## Goal
Check each line of the data for "ὄνομα" and select those that have it.

=== Raw data ===

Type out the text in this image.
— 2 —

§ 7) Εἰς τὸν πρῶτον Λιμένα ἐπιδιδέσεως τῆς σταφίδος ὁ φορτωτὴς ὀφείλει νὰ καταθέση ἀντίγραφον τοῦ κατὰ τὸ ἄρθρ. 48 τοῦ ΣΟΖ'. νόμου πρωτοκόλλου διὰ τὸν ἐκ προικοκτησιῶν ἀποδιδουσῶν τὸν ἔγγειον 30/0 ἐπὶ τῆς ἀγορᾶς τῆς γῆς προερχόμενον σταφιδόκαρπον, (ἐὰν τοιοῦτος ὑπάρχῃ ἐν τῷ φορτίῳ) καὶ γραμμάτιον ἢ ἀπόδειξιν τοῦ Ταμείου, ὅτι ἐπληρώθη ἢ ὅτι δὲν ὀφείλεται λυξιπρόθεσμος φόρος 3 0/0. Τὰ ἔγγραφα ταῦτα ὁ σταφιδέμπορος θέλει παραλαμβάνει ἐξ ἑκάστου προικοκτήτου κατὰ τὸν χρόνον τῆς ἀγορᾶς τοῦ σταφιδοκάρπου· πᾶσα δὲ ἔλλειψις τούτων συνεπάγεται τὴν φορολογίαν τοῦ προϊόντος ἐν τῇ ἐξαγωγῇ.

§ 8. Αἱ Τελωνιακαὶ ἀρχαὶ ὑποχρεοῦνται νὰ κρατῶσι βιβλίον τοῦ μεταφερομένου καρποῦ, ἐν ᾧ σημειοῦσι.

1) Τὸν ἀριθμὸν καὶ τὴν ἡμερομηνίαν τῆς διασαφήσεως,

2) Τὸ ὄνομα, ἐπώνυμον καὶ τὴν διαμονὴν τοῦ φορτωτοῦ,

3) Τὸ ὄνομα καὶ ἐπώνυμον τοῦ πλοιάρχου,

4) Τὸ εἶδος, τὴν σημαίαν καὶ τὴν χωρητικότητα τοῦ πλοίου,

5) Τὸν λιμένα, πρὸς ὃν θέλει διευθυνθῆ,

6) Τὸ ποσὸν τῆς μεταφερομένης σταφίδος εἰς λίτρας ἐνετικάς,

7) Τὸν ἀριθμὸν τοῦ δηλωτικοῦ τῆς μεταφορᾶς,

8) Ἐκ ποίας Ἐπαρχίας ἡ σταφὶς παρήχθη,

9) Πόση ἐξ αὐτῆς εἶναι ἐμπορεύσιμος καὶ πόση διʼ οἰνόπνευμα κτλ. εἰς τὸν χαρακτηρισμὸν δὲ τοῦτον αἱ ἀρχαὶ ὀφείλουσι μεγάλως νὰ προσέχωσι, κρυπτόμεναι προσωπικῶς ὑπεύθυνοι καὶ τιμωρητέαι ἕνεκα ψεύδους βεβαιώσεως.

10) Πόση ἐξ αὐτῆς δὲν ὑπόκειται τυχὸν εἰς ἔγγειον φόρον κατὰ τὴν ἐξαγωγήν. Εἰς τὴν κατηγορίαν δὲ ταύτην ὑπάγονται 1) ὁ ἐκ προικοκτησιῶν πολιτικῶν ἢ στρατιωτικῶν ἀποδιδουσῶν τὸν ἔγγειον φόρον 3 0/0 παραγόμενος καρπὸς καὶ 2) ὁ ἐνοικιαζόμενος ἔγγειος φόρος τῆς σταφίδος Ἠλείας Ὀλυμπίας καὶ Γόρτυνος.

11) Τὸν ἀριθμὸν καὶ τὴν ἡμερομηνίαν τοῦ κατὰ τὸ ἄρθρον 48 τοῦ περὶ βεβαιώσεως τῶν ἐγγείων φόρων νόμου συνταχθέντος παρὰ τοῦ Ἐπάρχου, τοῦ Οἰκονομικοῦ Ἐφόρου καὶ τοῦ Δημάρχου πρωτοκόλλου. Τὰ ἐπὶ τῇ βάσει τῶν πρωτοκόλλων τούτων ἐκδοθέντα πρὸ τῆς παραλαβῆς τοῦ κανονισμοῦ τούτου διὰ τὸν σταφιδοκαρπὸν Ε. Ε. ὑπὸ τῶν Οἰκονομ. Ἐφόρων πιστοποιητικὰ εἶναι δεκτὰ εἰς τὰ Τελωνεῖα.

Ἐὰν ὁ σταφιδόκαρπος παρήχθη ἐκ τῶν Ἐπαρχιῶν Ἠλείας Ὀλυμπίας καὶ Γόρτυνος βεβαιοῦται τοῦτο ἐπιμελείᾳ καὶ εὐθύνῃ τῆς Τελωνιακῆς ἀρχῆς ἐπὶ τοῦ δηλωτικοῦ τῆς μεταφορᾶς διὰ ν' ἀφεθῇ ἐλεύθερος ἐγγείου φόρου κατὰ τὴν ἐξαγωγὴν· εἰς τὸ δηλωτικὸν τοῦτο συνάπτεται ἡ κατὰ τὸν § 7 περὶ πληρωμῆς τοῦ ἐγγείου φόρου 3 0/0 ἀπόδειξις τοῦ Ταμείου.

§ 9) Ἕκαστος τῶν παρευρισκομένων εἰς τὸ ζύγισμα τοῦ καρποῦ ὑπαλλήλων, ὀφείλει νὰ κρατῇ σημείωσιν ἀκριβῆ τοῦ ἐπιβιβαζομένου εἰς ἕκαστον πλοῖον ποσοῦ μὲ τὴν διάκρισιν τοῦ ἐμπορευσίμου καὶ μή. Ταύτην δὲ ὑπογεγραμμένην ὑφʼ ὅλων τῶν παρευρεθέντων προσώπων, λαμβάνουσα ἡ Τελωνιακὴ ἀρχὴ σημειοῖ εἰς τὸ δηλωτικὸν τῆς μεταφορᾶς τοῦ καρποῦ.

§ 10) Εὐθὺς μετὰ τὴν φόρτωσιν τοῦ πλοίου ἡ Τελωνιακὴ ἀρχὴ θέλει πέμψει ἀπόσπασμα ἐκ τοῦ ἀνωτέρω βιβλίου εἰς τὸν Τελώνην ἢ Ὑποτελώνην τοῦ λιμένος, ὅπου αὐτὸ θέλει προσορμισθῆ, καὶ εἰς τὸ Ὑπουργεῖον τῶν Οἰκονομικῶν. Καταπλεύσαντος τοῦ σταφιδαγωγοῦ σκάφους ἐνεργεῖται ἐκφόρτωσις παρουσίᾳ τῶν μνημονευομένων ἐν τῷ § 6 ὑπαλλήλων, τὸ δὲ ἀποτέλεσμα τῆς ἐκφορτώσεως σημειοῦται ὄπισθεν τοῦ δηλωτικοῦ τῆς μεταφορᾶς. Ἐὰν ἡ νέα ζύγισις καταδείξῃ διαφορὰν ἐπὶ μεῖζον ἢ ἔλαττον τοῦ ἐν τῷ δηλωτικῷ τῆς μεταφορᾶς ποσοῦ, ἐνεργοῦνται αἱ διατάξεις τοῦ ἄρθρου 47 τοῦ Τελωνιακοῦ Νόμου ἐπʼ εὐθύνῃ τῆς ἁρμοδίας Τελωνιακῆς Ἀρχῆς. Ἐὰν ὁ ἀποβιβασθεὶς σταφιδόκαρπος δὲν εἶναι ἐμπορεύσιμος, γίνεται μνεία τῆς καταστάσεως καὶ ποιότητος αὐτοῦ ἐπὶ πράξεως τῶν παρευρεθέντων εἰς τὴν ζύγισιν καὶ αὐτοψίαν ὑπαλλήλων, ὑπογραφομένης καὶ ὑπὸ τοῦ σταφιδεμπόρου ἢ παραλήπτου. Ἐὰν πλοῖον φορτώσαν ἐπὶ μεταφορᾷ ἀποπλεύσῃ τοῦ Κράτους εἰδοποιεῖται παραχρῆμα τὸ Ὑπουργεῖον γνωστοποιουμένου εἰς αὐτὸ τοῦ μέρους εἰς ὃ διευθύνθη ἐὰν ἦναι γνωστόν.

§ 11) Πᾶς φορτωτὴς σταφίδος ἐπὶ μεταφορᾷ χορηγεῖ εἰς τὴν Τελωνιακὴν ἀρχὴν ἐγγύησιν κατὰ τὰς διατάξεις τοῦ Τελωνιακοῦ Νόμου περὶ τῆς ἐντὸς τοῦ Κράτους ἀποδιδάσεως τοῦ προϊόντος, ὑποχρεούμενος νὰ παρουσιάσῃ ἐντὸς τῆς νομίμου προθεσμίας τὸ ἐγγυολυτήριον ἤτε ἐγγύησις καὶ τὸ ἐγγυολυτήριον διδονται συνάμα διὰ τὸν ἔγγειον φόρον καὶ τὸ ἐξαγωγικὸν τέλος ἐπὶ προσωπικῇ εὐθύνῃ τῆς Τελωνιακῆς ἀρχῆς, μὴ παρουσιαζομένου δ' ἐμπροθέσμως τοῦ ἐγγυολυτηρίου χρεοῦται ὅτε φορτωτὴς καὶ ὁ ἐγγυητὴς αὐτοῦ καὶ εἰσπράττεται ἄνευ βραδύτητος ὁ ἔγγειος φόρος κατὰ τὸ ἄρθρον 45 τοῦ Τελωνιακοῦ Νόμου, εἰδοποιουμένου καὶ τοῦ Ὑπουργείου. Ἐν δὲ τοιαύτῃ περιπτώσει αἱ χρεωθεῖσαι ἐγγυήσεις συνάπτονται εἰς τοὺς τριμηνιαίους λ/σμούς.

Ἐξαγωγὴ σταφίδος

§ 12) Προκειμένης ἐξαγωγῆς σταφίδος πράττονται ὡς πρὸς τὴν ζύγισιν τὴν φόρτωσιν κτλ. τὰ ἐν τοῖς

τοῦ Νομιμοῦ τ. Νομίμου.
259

===

## Written response
2) Τὸ ὄνομα, ἐπώνυμον καὶ τὴν διαμονὴν τοῦ φορτωτοῦ,
3) Τὸ ὄνομα καὶ ἐπώνυμον τοῦ πλοιάρχου,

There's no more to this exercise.